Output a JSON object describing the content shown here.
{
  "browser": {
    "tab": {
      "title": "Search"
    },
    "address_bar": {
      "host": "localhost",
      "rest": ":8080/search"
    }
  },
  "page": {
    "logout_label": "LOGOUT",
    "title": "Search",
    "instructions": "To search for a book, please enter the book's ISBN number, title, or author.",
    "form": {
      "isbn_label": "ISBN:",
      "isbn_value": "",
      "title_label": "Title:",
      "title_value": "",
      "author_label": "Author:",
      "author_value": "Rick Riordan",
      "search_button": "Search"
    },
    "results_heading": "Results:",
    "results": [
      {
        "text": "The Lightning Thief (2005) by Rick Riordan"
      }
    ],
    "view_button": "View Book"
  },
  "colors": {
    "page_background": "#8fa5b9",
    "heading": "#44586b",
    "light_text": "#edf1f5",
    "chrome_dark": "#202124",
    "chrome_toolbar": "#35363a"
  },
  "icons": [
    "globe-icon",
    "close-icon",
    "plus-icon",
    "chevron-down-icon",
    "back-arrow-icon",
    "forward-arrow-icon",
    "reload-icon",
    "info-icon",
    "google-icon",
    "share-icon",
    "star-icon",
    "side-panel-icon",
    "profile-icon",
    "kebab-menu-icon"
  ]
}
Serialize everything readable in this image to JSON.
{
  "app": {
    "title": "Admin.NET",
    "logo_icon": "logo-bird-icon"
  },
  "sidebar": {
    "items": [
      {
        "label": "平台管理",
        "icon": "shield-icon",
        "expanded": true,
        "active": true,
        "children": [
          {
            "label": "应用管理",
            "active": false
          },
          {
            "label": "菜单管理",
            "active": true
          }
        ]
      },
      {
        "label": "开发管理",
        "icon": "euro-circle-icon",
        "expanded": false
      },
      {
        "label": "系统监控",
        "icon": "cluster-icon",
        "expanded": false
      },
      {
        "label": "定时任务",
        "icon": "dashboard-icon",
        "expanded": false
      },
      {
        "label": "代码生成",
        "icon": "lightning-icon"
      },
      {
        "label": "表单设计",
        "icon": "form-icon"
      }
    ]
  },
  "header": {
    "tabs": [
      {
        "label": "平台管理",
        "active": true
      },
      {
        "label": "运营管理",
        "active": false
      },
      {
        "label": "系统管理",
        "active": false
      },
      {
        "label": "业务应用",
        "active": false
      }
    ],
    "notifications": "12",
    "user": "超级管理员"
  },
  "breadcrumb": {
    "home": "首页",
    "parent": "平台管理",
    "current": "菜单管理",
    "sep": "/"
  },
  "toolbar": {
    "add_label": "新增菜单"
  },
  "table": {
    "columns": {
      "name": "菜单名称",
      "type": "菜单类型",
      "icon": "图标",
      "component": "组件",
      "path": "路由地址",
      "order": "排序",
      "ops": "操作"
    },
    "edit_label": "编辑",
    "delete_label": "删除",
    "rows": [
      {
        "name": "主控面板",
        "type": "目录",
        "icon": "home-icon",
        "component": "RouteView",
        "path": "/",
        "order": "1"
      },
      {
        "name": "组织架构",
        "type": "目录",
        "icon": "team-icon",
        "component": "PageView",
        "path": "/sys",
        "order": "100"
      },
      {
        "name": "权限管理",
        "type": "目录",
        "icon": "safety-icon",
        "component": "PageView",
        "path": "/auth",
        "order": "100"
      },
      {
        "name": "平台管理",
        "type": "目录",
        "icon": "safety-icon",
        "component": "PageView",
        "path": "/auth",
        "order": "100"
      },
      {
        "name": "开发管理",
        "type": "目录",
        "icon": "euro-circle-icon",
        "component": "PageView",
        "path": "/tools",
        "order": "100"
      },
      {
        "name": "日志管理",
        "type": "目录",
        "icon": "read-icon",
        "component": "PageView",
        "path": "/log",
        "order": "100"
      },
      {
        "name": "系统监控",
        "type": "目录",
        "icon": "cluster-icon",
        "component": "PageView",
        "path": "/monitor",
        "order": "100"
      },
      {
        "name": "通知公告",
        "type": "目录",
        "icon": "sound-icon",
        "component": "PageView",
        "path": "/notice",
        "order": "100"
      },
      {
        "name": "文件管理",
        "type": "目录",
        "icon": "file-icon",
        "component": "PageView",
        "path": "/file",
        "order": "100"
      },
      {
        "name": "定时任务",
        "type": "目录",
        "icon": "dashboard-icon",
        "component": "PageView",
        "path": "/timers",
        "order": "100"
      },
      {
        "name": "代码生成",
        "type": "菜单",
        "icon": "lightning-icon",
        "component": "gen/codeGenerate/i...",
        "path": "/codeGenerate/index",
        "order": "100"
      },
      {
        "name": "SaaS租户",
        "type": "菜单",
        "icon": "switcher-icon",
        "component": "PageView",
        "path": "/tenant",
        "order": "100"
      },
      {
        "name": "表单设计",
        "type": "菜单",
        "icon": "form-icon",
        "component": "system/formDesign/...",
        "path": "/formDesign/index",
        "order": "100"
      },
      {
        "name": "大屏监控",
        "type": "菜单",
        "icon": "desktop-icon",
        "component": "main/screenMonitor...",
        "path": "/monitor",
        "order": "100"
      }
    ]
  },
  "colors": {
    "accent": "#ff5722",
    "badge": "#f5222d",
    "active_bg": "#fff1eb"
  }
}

== == ==

Pull every line holding "formDesign" out of the records.

        "component": "system/formDesign/...",
        "path": "/formDesign/index",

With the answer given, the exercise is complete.